## WORK TO DO
Find how many lines in the data below include the word "числом", then write only that number.

## PROVIDED INFORMATION

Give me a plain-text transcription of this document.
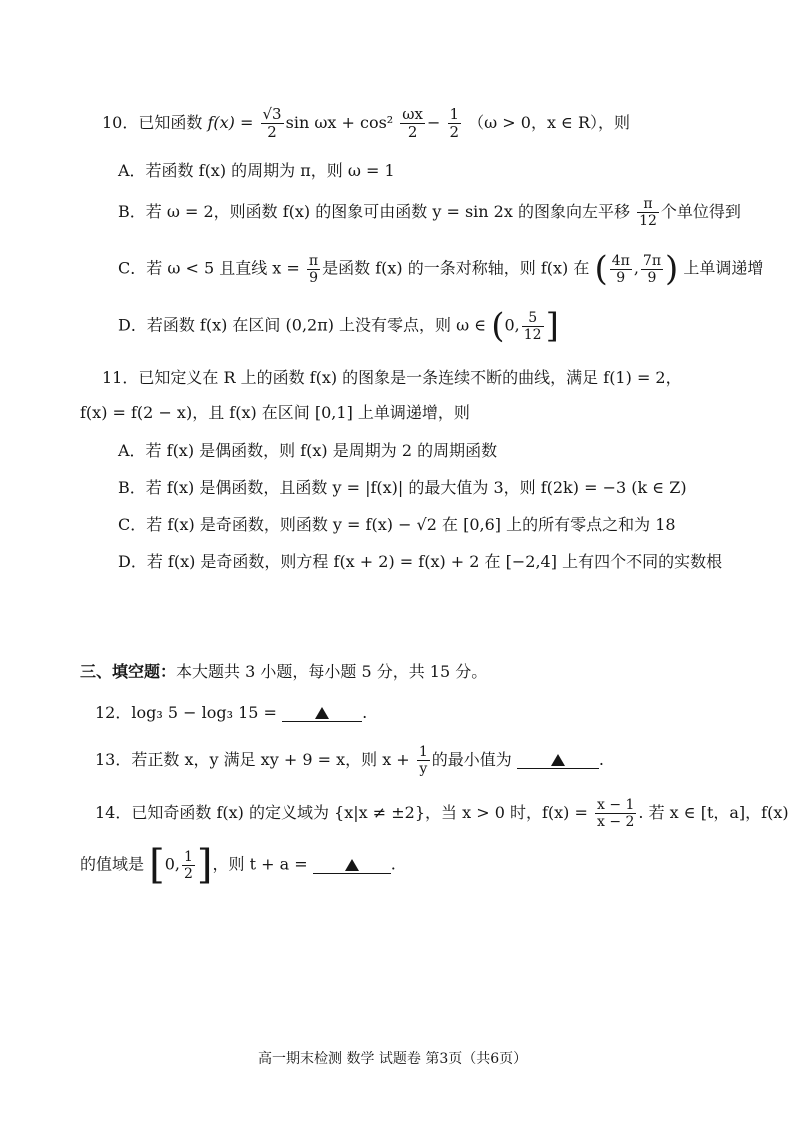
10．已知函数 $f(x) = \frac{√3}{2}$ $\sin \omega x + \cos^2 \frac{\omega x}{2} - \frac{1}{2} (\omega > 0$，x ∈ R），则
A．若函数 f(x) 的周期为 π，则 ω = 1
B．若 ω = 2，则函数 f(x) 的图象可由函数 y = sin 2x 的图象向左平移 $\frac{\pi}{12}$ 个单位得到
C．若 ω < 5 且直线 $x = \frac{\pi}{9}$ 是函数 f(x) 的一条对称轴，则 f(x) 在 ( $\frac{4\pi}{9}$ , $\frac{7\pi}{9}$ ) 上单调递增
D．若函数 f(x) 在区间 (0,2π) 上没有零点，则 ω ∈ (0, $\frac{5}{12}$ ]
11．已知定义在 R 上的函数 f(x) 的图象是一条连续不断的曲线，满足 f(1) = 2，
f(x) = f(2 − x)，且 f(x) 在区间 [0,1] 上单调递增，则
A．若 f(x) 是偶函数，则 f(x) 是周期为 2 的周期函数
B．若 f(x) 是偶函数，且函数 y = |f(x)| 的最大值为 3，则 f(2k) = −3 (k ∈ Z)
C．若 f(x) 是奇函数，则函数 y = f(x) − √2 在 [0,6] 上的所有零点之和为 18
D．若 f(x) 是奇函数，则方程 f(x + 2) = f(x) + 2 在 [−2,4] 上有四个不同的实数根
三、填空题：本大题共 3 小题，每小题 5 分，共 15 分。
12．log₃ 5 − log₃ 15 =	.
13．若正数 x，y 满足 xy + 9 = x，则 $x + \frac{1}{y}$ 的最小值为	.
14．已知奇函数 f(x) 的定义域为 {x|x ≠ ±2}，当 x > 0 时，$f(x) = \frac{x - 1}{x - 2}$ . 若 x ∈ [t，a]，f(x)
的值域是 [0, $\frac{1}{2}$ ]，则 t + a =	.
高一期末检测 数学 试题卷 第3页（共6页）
--
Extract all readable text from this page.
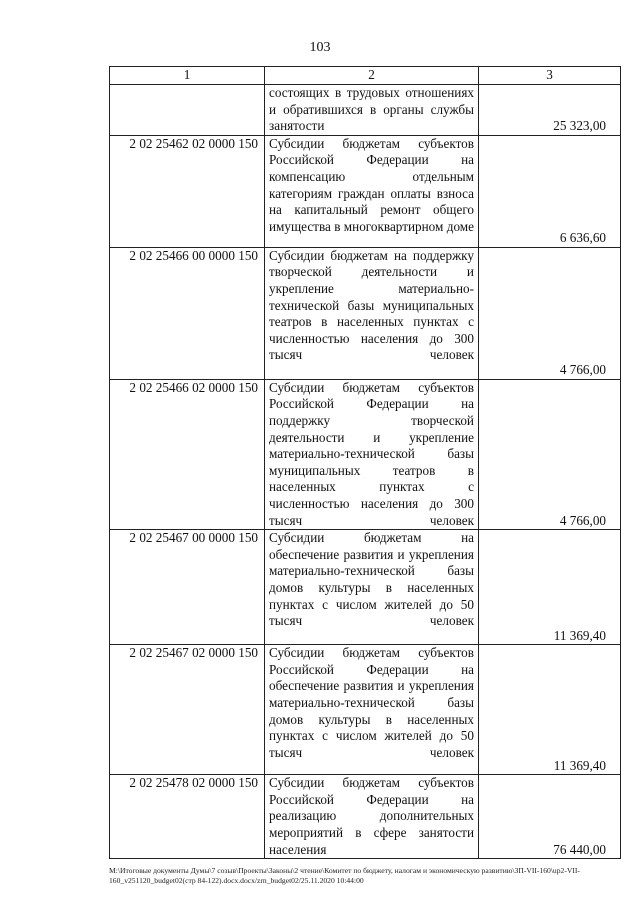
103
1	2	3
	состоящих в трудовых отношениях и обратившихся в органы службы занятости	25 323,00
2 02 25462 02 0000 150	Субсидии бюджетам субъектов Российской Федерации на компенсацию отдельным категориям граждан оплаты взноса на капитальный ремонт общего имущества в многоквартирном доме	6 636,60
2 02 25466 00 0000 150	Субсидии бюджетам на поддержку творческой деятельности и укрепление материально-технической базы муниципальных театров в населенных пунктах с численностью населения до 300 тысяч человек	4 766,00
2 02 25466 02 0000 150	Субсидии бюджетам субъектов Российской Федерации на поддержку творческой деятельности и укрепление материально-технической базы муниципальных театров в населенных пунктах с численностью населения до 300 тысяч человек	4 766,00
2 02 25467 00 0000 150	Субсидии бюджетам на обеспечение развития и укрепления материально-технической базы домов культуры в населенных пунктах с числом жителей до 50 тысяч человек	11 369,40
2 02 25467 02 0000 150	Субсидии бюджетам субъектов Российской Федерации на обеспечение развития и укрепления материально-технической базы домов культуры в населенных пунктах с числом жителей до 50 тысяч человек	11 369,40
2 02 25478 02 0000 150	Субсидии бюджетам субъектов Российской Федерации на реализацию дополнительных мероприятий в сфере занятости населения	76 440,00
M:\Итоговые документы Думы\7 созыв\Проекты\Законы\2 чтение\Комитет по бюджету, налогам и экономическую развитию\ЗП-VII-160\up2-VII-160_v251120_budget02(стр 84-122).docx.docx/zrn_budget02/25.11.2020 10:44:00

## RESULT FOR THIS EXERCISE
2